Stored data:
__________

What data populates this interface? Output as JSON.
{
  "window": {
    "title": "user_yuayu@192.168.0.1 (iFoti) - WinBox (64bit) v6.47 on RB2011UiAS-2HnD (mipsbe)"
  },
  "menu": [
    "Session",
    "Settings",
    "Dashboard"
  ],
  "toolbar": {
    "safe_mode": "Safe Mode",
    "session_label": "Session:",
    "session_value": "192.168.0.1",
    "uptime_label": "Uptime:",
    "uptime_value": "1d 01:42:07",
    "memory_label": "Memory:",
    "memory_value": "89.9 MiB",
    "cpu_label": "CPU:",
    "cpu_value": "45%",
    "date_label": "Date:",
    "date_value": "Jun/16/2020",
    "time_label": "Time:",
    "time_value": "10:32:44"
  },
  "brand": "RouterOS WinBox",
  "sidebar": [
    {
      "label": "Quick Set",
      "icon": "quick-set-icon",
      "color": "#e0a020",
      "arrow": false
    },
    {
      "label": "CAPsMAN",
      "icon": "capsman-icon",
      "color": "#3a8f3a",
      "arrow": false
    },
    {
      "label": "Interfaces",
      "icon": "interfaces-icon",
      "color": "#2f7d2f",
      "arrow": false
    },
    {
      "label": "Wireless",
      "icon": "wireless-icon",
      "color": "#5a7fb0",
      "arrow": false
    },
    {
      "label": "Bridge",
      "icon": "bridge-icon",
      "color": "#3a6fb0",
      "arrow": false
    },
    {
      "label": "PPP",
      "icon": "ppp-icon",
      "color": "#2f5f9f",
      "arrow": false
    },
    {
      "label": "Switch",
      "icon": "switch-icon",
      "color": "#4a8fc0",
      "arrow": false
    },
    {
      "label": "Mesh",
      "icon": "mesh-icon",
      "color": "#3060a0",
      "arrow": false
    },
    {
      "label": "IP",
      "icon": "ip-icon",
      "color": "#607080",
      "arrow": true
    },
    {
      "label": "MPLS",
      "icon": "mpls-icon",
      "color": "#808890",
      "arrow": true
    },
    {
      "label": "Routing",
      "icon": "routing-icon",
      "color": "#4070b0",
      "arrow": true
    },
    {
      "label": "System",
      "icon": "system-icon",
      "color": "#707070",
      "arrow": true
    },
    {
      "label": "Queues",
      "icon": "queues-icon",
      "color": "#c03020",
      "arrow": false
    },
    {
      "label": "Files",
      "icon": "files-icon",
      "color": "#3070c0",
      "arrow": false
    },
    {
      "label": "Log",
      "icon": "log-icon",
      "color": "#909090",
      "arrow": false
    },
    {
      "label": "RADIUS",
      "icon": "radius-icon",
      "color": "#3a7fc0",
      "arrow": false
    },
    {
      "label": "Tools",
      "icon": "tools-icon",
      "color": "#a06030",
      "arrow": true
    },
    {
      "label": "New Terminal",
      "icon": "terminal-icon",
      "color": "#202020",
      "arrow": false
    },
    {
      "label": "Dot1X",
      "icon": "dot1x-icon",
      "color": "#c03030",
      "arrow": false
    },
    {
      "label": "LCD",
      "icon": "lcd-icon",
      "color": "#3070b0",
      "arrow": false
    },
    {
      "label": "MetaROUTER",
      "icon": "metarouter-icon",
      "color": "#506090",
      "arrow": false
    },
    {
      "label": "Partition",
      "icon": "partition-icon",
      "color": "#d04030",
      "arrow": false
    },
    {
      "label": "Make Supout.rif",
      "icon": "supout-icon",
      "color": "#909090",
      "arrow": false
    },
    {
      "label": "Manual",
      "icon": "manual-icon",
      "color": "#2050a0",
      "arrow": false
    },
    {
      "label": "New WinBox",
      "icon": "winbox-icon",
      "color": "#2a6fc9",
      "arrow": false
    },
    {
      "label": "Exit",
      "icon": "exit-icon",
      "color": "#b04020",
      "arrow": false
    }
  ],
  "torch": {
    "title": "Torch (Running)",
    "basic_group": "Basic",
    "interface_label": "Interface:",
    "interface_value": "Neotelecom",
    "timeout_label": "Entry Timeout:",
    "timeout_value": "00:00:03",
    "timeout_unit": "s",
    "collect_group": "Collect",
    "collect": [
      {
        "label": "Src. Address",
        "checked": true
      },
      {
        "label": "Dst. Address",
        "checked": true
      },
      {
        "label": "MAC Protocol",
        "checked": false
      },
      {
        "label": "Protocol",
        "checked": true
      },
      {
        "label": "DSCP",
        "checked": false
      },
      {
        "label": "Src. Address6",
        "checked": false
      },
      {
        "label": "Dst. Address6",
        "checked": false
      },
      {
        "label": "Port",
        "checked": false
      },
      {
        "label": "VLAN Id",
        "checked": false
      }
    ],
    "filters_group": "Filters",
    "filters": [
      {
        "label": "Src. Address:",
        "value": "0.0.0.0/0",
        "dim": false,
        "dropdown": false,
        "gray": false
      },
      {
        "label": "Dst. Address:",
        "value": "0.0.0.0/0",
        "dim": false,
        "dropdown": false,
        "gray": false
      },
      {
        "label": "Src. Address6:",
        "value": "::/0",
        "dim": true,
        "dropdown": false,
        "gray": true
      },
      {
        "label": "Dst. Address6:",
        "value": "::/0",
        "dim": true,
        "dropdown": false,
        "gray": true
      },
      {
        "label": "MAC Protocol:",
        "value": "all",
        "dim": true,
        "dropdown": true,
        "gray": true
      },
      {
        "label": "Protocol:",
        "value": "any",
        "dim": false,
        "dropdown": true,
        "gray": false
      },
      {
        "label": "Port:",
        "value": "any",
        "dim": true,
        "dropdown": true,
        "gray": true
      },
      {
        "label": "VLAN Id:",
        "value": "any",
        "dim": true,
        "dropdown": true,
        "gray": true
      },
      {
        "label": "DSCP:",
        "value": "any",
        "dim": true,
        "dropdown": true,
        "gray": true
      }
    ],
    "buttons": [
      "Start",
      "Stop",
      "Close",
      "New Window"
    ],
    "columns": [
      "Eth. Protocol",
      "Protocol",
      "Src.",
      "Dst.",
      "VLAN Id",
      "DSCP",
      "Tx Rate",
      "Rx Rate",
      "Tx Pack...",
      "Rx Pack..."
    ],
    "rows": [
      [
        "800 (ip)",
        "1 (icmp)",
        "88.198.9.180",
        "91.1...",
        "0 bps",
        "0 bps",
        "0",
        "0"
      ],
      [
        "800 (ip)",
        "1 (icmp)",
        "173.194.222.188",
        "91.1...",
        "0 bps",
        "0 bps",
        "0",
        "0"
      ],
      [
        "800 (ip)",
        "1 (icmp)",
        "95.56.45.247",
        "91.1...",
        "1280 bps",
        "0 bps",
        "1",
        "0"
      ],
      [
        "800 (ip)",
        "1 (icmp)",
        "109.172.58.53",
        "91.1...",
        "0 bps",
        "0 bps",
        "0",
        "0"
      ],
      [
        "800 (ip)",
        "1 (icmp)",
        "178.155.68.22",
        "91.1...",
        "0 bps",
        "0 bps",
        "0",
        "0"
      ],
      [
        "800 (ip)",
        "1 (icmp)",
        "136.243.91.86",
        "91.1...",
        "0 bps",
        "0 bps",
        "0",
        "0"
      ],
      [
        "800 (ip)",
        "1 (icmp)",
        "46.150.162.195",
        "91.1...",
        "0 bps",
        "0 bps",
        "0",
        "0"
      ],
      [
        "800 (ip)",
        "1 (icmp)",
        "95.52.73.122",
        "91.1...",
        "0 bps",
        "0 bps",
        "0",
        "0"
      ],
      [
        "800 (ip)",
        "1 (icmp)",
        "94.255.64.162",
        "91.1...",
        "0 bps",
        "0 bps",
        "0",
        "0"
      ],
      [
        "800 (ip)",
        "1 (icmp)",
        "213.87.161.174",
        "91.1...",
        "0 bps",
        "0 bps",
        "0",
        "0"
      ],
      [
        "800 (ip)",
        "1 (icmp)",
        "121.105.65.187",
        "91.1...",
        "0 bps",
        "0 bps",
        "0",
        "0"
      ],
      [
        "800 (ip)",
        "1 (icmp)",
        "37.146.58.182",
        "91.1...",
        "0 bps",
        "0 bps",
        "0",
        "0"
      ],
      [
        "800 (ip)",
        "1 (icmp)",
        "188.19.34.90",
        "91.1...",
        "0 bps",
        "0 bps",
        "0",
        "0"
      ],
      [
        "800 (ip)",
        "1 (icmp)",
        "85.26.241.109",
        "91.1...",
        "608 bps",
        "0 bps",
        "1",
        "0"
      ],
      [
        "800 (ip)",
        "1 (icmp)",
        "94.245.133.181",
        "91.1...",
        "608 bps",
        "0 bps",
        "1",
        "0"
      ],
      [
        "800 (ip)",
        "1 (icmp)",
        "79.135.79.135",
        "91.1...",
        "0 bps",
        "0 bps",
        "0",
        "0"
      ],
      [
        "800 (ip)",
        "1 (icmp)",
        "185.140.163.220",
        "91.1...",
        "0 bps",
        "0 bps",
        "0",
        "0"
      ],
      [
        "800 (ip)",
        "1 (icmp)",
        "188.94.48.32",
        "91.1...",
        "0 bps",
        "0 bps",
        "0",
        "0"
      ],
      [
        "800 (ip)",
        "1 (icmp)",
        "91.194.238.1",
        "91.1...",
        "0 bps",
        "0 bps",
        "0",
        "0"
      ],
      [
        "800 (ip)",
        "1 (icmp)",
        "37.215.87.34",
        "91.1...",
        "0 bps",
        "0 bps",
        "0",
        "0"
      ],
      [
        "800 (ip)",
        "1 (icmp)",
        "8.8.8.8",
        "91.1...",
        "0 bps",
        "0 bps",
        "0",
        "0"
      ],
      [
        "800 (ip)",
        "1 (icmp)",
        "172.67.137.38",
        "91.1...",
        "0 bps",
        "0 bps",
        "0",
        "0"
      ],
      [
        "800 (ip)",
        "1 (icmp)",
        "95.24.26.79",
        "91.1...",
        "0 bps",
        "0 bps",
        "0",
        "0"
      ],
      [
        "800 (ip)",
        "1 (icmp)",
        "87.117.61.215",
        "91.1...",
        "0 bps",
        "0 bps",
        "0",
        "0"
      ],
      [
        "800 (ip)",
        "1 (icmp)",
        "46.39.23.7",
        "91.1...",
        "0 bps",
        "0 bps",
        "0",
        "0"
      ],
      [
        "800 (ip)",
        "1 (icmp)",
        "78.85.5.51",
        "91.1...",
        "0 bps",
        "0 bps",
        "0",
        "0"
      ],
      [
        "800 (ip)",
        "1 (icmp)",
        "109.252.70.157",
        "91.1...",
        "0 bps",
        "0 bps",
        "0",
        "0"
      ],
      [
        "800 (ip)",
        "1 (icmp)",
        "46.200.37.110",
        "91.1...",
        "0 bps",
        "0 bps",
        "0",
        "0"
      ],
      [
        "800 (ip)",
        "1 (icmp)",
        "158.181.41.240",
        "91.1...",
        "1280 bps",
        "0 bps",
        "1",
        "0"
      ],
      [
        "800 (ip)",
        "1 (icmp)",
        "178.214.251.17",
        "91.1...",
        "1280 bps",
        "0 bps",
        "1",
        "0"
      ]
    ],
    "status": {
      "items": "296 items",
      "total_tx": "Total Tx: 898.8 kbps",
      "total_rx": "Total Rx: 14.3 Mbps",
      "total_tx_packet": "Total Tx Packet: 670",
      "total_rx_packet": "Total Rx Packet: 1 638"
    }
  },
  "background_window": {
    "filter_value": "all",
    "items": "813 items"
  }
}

__________

INSTRUCTION.
Check each line of the entries above, and show every one holding the word "Packet".

PROBLEM SOLUTION.
      "total_tx_packet": "Total Tx Packet: 670",
      "total_rx_packet": "Total Rx Packet: 1 638"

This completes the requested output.